Directive: Read the listing and extract each line that includes the word "Overall".

Input:

▬▬▬

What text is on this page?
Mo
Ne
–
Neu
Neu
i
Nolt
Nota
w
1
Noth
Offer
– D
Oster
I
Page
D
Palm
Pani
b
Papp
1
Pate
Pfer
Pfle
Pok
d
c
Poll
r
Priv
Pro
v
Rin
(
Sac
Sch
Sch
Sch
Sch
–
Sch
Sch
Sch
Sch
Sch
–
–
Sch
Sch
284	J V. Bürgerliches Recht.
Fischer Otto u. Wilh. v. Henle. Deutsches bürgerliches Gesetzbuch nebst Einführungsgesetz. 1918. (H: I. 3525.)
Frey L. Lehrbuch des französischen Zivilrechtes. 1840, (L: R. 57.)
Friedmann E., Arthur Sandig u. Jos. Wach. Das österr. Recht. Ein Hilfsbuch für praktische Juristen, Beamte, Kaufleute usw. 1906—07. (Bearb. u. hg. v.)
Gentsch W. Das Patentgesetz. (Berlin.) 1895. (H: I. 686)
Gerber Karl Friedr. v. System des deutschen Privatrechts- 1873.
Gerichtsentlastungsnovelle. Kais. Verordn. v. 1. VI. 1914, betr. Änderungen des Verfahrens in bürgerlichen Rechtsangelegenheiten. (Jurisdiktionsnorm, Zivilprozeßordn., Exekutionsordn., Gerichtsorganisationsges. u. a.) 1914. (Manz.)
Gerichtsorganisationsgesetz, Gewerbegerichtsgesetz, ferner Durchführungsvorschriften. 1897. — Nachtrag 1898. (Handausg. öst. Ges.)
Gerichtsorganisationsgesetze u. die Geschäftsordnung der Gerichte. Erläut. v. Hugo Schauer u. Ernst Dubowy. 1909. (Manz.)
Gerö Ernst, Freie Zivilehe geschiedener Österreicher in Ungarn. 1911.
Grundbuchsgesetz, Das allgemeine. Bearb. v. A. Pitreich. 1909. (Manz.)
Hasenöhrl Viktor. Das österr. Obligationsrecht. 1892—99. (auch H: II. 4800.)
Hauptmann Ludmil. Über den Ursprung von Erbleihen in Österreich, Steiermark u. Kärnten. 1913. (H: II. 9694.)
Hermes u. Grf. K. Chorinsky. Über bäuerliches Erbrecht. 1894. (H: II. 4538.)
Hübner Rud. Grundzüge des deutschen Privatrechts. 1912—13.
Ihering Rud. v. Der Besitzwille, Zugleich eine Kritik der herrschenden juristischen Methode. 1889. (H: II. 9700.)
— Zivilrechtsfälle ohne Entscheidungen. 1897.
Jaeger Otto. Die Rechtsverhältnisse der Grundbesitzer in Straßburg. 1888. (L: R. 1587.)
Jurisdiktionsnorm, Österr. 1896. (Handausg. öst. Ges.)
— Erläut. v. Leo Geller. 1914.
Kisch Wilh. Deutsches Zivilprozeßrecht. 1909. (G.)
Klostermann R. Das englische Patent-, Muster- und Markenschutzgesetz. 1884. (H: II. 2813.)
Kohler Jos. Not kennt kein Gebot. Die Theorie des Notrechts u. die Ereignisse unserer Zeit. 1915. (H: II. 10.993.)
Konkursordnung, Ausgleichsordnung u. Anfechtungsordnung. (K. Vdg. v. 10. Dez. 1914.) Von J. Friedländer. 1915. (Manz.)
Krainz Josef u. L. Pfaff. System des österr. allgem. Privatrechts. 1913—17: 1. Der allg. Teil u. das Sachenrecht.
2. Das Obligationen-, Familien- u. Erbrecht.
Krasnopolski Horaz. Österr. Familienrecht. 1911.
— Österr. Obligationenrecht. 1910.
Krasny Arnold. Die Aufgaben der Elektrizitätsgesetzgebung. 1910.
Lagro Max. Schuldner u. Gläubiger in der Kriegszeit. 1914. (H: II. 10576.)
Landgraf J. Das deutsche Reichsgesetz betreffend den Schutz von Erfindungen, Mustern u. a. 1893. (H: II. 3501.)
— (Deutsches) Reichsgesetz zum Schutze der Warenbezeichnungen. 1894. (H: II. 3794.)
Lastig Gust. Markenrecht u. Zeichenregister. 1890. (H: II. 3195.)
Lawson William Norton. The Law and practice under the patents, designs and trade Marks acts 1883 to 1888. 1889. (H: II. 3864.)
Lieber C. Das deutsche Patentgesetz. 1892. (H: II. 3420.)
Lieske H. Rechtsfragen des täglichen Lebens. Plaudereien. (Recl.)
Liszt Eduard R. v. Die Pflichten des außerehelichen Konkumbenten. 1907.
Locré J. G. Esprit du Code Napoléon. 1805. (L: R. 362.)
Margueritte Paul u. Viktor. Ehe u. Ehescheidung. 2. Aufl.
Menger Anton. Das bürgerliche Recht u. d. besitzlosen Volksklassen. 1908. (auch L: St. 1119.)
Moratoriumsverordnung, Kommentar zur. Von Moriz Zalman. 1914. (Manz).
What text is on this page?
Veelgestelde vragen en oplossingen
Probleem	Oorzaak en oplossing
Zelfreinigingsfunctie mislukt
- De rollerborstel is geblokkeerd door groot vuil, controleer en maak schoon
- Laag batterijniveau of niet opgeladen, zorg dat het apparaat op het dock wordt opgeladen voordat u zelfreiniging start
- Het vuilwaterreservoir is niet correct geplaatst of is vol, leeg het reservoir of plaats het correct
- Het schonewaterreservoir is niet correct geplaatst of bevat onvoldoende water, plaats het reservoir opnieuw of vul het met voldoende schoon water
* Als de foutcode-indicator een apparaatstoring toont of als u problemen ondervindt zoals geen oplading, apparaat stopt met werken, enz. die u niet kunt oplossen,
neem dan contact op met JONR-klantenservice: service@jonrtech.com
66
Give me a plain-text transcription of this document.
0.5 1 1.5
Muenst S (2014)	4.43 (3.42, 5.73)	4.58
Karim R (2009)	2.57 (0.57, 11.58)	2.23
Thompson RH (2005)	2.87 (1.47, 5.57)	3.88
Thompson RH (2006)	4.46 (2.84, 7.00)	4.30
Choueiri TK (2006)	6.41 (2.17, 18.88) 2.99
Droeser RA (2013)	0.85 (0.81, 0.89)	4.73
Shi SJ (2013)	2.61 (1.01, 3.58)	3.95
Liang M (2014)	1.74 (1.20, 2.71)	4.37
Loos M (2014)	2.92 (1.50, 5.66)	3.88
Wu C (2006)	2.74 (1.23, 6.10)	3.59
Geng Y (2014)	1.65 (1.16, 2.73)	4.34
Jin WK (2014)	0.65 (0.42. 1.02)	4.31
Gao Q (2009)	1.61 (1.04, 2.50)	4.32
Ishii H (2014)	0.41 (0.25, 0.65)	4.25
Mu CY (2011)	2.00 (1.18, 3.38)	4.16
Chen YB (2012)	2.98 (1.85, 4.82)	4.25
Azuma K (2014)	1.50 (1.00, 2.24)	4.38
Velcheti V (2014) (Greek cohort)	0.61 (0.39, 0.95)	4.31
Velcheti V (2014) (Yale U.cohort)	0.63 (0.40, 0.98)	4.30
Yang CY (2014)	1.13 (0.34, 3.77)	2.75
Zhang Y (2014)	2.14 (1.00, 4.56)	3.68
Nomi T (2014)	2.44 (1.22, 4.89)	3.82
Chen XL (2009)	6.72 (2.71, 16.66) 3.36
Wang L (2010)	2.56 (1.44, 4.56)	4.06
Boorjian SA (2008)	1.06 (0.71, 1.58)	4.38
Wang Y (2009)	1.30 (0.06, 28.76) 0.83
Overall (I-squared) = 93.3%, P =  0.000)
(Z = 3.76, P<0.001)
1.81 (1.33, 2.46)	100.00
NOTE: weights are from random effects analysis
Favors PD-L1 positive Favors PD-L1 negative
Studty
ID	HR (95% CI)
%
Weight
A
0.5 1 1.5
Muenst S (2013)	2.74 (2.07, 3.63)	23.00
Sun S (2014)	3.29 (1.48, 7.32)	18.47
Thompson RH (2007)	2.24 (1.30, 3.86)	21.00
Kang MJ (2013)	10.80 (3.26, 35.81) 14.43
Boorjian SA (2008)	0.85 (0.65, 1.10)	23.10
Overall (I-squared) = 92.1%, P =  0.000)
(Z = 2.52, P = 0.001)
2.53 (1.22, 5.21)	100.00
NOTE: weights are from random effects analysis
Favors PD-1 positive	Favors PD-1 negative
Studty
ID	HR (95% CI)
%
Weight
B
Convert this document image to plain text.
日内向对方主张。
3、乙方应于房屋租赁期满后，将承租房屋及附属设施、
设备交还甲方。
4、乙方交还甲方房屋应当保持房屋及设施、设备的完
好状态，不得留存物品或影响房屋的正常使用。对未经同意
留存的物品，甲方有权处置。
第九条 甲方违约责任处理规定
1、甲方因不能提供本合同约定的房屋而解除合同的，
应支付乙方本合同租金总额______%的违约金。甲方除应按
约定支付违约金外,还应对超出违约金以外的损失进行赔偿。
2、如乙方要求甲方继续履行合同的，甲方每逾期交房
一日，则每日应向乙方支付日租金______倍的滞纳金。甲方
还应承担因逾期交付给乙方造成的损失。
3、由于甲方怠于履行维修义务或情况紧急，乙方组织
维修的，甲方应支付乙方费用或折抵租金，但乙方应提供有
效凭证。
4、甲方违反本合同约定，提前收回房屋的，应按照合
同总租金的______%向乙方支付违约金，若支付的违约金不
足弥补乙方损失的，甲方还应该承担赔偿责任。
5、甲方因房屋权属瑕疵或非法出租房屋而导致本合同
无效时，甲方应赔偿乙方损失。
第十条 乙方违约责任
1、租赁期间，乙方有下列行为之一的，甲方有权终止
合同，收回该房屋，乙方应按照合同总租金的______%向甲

▬▬▬

Exercise result:
Overall (I-squared) = 93.3%, P =  0.000)
Overall (I-squared) = 92.1%, P =  0.000)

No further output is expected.